(Dataset entries)
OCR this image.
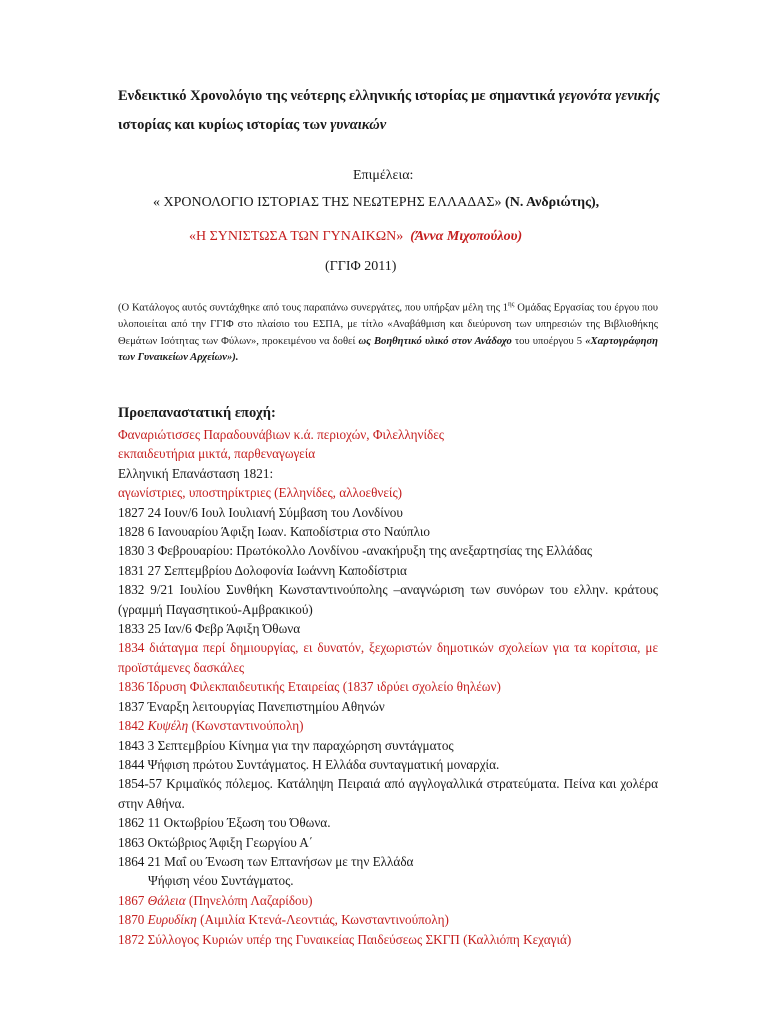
Ενδεικτικό Χρονολόγιο της νεότερης ελληνικής ιστορίας με σημαντικά γεγονότα γενικής ιστορίας και κυρίως ιστορίας των γυναικών

Επιμέλεια:
« ΧΡΟΝΟΛΟΓΙΟ ΙΣΤΟΡΙΑΣ ΤΗΣ ΝΕΩΤΕΡΗΣ ΕΛΛΑΔΑΣ» (Ν. Ανδριώτης),
«Η ΣΥΝΙΣΤΩΣΑ ΤΩΝ ΓΥΝΑΙΚΩΝ» (Άννα Μιχοπούλου)
(ΓΓΙΦ 2011)

(Ο Κατάλογος αυτός συντάχθηκε από τους παραπάνω συνεργάτες, που υπήρξαν μέλη της $1^{\eta\varsigma}$ Ομάδας Εργασίας του έργου που υλοποιείται από την ΓΓΙΦ στο πλαίσιο του ΕΣΠΑ, με τίτλο «Αναβάθμιση και διεύρυνση των υπηρεσιών της Βιβλιοθήκης Θεμάτων Ισότητας των Φύλων», προκειμένου να δοθεί ως Βοηθητικό υλικό στον Ανάδοχο του υποέργου 5 «Χαρτογράφηση των Γυναικείων Αρχείων»).

Προεπαναστατική εποχή:
Φαναριώτισσες Παραδουνάβιων κ.ά. περιοχών, Φιλελληνίδες
εκπαιδευτήρια μικτά, παρθεναγωγεία
Ελληνική Επανάσταση 1821:
αγωνίστριες, υποστηρίκτριες (Ελληνίδες, αλλοεθνείς)
1827 24 Ιουν/6 Ιουλ Ιουλιανή Σύμβαση του Λονδίνου
1828 6 Ιανουαρίου Άφιξη Ιωαν. Καποδίστρια στο Ναύπλιο
1830 3 Φεβρουαρίου: Πρωτόκολλο Λονδίνου -ανακήρυξη της ανεξαρτησίας της Ελλάδας
1831 27 Σεπτεμβρίου Δολοφονία Ιωάννη Καποδίστρια
1832 9/21 Ιουλίου Συνθήκη Κωνσταντινούπολης –αναγνώριση των συνόρων του ελλην. κράτους (γραμμή Παγασητικού-Αμβρακικού)
1833 25 Ιαν/6 Φεβρ Άφιξη Όθωνα
1834 διάταγμα περί δημιουργίας, ει δυνατόν, ξεχωριστών δημοτικών σχολείων για τα κορίτσια, με προϊστάμενες δασκάλες
1836 Ίδρυση Φιλεκπαιδευτικής Εταιρείας (1837 ιδρύει σχολείο θηλέων)
1837 Έναρξη λειτουργίας Πανεπιστημίου Αθηνών
1842 Κυψέλη (Κωνσταντινούπολη)
1843 3 Σεπτεμβρίου Κίνημα για την παραχώρηση συντάγματος
1844 Ψήφιση πρώτου Συντάγματος. Η Ελλάδα συνταγματική μοναρχία.
1854-57 Κριμαϊκός πόλεμος. Κατάληψη Πειραιά από αγγλογαλλικά στρατεύματα. Πείνα και χολέρα στην Αθήνα.
1862 11 Οκτωβρίου Έξωση του Όθωνα.
1863 Οκτώβριος Άφιξη Γεωργίου Α΄
1864 21 Μαΐ ου Ένωση των Επτανήσων με την Ελλάδα
Ψήφιση νέου Συντάγματος.
1867 Θάλεια (Πηνελόπη Λαζαρίδου)
1870 Ευρυδίκη (Αιμιλία Κτενά-Λεοντιάς, Κωνσταντινούπολη)
1872 Σύλλογος Κυριών υπέρ της Γυναικείας Παιδεύσεως ΣΚΓΠ (Καλλιόπη Κεχαγιά)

**STATED PROBLEM:** Write the records out again in full, exactly, and skip every picture.

**SOLUTION FOR THIS EXERCISE:**
OCR this image.
Ενδεικτικό Χρονολόγιο της νεότερης ελληνικής ιστορίας με σημαντικά γεγονότα γενικής ιστορίας και κυρίως ιστορίας των γυναικών

Επιμέλεια:
« ΧΡΟΝΟΛΟΓΙΟ ΙΣΤΟΡΙΑΣ ΤΗΣ ΝΕΩΤΕΡΗΣ ΕΛΛΑΔΑΣ» (Ν. Ανδριώτης),
«Η ΣΥΝΙΣΤΩΣΑ ΤΩΝ ΓΥΝΑΙΚΩΝ» (Άννα Μιχοπούλου)
(ΓΓΙΦ 2011)

(Ο Κατάλογος αυτός συντάχθηκε από τους παραπάνω συνεργάτες, που υπήρξαν μέλη της $1^{\eta\varsigma}$ Ομάδας Εργασίας του έργου που υλοποιείται από την ΓΓΙΦ στο πλαίσιο του ΕΣΠΑ, με τίτλο «Αναβάθμιση και διεύρυνση των υπηρεσιών της Βιβλιοθήκης Θεμάτων Ισότητας των Φύλων», προκειμένου να δοθεί ως Βοηθητικό υλικό στον Ανάδοχο του υποέργου 5 «Χαρτογράφηση των Γυναικείων Αρχείων»).

Προεπαναστατική εποχή:
Φαναριώτισσες Παραδουνάβιων κ.ά. περιοχών, Φιλελληνίδες
εκπαιδευτήρια μικτά, παρθεναγωγεία
Ελληνική Επανάσταση 1821:
αγωνίστριες, υποστηρίκτριες (Ελληνίδες, αλλοεθνείς)
1827 24 Ιουν/6 Ιουλ Ιουλιανή Σύμβαση του Λονδίνου
1828 6 Ιανουαρίου Άφιξη Ιωαν. Καποδίστρια στο Ναύπλιο
1830 3 Φεβρουαρίου: Πρωτόκολλο Λονδίνου -ανακήρυξη της ανεξαρτησίας της Ελλάδας
1831 27 Σεπτεμβρίου Δολοφονία Ιωάννη Καποδίστρια
1832 9/21 Ιουλίου Συνθήκη Κωνσταντινούπολης –αναγνώριση των συνόρων του ελλην. κράτους (γραμμή Παγασητικού-Αμβρακικού)
1833 25 Ιαν/6 Φεβρ Άφιξη Όθωνα
1834 διάταγμα περί δημιουργίας, ει δυνατόν, ξεχωριστών δημοτικών σχολείων για τα κορίτσια, με προϊστάμενες δασκάλες
1836 Ίδρυση Φιλεκπαιδευτικής Εταιρείας (1837 ιδρύει σχολείο θηλέων)
1837 Έναρξη λειτουργίας Πανεπιστημίου Αθηνών
1842 Κυψέλη (Κωνσταντινούπολη)
1843 3 Σεπτεμβρίου Κίνημα για την παραχώρηση συντάγματος
1844 Ψήφιση πρώτου Συντάγματος. Η Ελλάδα συνταγματική μοναρχία.
1854-57 Κριμαϊκός πόλεμος. Κατάληψη Πειραιά από αγγλογαλλικά στρατεύματα. Πείνα και χολέρα στην Αθήνα.
1862 11 Οκτωβρίου Έξωση του Όθωνα.
1863 Οκτώβριος Άφιξη Γεωργίου Α΄
1864 21 Μαΐ ου Ένωση των Επτανήσων με την Ελλάδα
Ψήφιση νέου Συντάγματος.
1867 Θάλεια (Πηνελόπη Λαζαρίδου)
1870 Ευρυδίκη (Αιμιλία Κτενά-Λεοντιάς, Κωνσταντινούπολη)
1872 Σύλλογος Κυριών υπέρ της Γυναικείας Παιδεύσεως ΣΚΓΠ (Καλλιόπη Κεχαγιά)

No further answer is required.